## begin Records supplied

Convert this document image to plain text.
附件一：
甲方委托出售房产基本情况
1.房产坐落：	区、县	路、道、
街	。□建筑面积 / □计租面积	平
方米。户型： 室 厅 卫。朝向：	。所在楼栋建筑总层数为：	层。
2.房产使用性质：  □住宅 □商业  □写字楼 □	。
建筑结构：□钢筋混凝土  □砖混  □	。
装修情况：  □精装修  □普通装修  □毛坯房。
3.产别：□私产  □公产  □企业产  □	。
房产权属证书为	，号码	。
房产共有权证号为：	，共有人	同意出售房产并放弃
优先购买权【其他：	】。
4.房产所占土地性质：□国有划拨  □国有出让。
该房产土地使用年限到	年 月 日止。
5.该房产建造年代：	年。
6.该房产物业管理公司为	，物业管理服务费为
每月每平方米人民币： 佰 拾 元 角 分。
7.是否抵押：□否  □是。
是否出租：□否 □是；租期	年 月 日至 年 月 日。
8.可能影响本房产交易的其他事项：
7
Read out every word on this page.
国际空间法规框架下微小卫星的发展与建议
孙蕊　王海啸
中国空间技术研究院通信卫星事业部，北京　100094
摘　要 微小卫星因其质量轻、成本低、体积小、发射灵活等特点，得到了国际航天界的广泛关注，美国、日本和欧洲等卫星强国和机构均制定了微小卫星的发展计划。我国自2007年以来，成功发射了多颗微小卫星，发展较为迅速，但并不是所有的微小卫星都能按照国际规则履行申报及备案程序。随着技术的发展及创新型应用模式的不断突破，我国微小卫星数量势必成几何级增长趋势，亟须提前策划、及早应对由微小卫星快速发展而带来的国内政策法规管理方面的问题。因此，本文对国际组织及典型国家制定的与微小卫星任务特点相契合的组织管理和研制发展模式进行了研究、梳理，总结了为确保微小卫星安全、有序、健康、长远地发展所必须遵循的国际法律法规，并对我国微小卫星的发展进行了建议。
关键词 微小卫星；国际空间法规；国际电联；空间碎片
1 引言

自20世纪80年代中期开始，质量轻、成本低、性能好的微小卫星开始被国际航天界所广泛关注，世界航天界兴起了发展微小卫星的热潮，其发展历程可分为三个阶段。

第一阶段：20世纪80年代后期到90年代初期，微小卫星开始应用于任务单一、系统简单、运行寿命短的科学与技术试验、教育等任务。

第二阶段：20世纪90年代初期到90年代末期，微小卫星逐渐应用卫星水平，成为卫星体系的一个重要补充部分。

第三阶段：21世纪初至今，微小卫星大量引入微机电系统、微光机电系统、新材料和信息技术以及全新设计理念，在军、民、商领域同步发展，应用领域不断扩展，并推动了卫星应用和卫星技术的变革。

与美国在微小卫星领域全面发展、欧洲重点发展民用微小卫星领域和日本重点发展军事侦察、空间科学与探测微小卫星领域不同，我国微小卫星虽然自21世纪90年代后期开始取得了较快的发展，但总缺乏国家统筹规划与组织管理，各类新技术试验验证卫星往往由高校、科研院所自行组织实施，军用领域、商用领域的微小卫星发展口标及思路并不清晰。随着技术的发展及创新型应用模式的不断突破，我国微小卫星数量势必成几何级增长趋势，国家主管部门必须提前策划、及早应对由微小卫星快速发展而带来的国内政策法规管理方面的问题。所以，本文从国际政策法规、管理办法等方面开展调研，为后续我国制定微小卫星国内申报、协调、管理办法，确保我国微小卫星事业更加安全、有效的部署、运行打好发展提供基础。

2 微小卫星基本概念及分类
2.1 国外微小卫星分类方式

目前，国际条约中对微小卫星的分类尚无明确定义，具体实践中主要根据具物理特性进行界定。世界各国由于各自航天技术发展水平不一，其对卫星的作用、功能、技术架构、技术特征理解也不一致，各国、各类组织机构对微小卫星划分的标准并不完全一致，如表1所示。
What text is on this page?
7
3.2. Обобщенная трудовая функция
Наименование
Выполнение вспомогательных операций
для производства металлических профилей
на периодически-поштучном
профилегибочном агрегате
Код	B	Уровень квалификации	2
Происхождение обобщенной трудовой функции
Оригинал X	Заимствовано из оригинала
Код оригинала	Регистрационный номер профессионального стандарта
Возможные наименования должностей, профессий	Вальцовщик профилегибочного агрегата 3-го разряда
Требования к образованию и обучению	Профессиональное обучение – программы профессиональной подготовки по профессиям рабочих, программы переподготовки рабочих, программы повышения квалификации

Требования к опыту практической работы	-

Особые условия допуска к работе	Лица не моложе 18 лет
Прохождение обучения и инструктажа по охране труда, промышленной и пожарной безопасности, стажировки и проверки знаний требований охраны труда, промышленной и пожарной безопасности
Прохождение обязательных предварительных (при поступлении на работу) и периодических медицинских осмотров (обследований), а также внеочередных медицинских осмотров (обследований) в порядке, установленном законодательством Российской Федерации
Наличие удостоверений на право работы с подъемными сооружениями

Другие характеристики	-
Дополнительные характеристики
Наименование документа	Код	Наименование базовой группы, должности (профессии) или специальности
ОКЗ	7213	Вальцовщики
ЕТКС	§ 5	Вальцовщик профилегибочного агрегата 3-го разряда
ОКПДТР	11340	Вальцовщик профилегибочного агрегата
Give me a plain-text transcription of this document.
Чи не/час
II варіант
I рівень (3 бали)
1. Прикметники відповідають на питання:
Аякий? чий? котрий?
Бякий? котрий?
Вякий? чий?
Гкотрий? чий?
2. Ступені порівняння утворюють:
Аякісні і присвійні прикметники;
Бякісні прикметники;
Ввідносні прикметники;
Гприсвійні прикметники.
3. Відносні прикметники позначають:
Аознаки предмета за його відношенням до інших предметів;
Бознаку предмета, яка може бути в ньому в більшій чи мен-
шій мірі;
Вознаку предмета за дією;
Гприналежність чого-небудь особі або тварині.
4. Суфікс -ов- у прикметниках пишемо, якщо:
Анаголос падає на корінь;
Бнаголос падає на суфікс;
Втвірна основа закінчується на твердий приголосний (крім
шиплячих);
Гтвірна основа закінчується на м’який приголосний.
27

## end Records supplied

▸ **What you will do**: Each line above must be printed exactly as it appears.

▸ **Worked answer**:
Convert this document image to plain text.
附件一：
甲方委托出售房产基本情况
1.房产坐落：	区、县	路、道、
街	。□建筑面积 / □计租面积	平
方米。户型： 室 厅 卫。朝向：	。所在楼栋建筑总层数为：	层。
2.房产使用性质：  □住宅 □商业  □写字楼 □	。
建筑结构：□钢筋混凝土  □砖混  □	。
装修情况：  □精装修  □普通装修  □毛坯房。
3.产别：□私产  □公产  □企业产  □	。
房产权属证书为	，号码	。
房产共有权证号为：	，共有人	同意出售房产并放弃
优先购买权【其他：	】。
4.房产所占土地性质：□国有划拨  □国有出让。
该房产土地使用年限到	年 月 日止。
5.该房产建造年代：	年。
6.该房产物业管理公司为	，物业管理服务费为
每月每平方米人民币： 佰 拾 元 角 分。
7.是否抵押：□否  □是。
是否出租：□否 □是；租期	年 月 日至 年 月 日。
8.可能影响本房产交易的其他事项：
7
Read out every word on this page.
国际空间法规框架下微小卫星的发展与建议
孙蕊　王海啸
中国空间技术研究院通信卫星事业部，北京　100094
摘　要 微小卫星因其质量轻、成本低、体积小、发射灵活等特点，得到了国际航天界的广泛关注，美国、日本和欧洲等卫星强国和机构均制定了微小卫星的发展计划。我国自2007年以来，成功发射了多颗微小卫星，发展较为迅速，但并不是所有的微小卫星都能按照国际规则履行申报及备案程序。随着技术的发展及创新型应用模式的不断突破，我国微小卫星数量势必成几何级增长趋势，亟须提前策划、及早应对由微小卫星快速发展而带来的国内政策法规管理方面的问题。因此，本文对国际组织及典型国家制定的与微小卫星任务特点相契合的组织管理和研制发展模式进行了研究、梳理，总结了为确保微小卫星安全、有序、健康、长远地发展所必须遵循的国际法律法规，并对我国微小卫星的发展进行了建议。
关键词 微小卫星；国际空间法规；国际电联；空间碎片
1 引言

自20世纪80年代中期开始，质量轻、成本低、性能好的微小卫星开始被国际航天界所广泛关注，世界航天界兴起了发展微小卫星的热潮，其发展历程可分为三个阶段。

第一阶段：20世纪80年代后期到90年代初期，微小卫星开始应用于任务单一、系统简单、运行寿命短的科学与技术试验、教育等任务。

第二阶段：20世纪90年代初期到90年代末期，微小卫星逐渐应用卫星水平，成为卫星体系的一个重要补充部分。

第三阶段：21世纪初至今，微小卫星大量引入微机电系统、微光机电系统、新材料和信息技术以及全新设计理念，在军、民、商领域同步发展，应用领域不断扩展，并推动了卫星应用和卫星技术的变革。

与美国在微小卫星领域全面发展、欧洲重点发展民用微小卫星领域和日本重点发展军事侦察、空间科学与探测微小卫星领域不同，我国微小卫星虽然自21世纪90年代后期开始取得了较快的发展，但总缺乏国家统筹规划与组织管理，各类新技术试验验证卫星往往由高校、科研院所自行组织实施，军用领域、商用领域的微小卫星发展口标及思路并不清晰。随着技术的发展及创新型应用模式的不断突破，我国微小卫星数量势必成几何级增长趋势，国家主管部门必须提前策划、及早应对由微小卫星快速发展而带来的国内政策法规管理方面的问题。所以，本文从国际政策法规、管理办法等方面开展调研，为后续我国制定微小卫星国内申报、协调、管理办法，确保我国微小卫星事业更加安全、有效的部署、运行打好发展提供基础。

2 微小卫星基本概念及分类
2.1 国外微小卫星分类方式

目前，国际条约中对微小卫星的分类尚无明确定义，具体实践中主要根据具物理特性进行界定。世界各国由于各自航天技术发展水平不一，其对卫星的作用、功能、技术架构、技术特征理解也不一致，各国、各类组织机构对微小卫星划分的标准并不完全一致，如表1所示。
What text is on this page?
7
3.2. Обобщенная трудовая функция
Наименование
Выполнение вспомогательных операций
для производства металлических профилей
на периодически-поштучном
профилегибочном агрегате
Код	B	Уровень квалификации	2
Происхождение обобщенной трудовой функции
Оригинал X	Заимствовано из оригинала
Код оригинала	Регистрационный номер профессионального стандарта
Возможные наименования должностей, профессий	Вальцовщик профилегибочного агрегата 3-го разряда
Требования к образованию и обучению	Профессиональное обучение – программы профессиональной подготовки по профессиям рабочих, программы переподготовки рабочих, программы повышения квалификации

Требования к опыту практической работы	-

Особые условия допуска к работе	Лица не моложе 18 лет
Прохождение обучения и инструктажа по охране труда, промышленной и пожарной безопасности, стажировки и проверки знаний требований охраны труда, промышленной и пожарной безопасности
Прохождение обязательных предварительных (при поступлении на работу) и периодических медицинских осмотров (обследований), а также внеочередных медицинских осмотров (обследований) в порядке, установленном законодательством Российской Федерации
Наличие удостоверений на право работы с подъемными сооружениями

Другие характеристики	-
Дополнительные характеристики
Наименование документа	Код	Наименование базовой группы, должности (профессии) или специальности
ОКЗ	7213	Вальцовщики
ЕТКС	§ 5	Вальцовщик профилегибочного агрегата 3-го разряда
ОКПДТР	11340	Вальцовщик профилегибочного агрегата
Give me a plain-text transcription of this document.
Чи не/час
II варіант
I рівень (3 бали)
1. Прикметники відповідають на питання:
Аякий? чий? котрий?
Бякий? котрий?
Вякий? чий?
Гкотрий? чий?
2. Ступені порівняння утворюють:
Аякісні і присвійні прикметники;
Бякісні прикметники;
Ввідносні прикметники;
Гприсвійні прикметники.
3. Відносні прикметники позначають:
Аознаки предмета за його відношенням до інших предметів;
Бознаку предмета, яка може бути в ньому в більшій чи мен-
шій мірі;
Вознаку предмета за дією;
Гприналежність чого-небудь особі або тварині.
4. Суфікс -ов- у прикметниках пишемо, якщо:
Анаголос падає на корінь;
Бнаголос падає на суфікс;
Втвірна основа закінчується на твердий приголосний (крім
шиплячих);
Гтвірна основа закінчується на м’який приголосний.
27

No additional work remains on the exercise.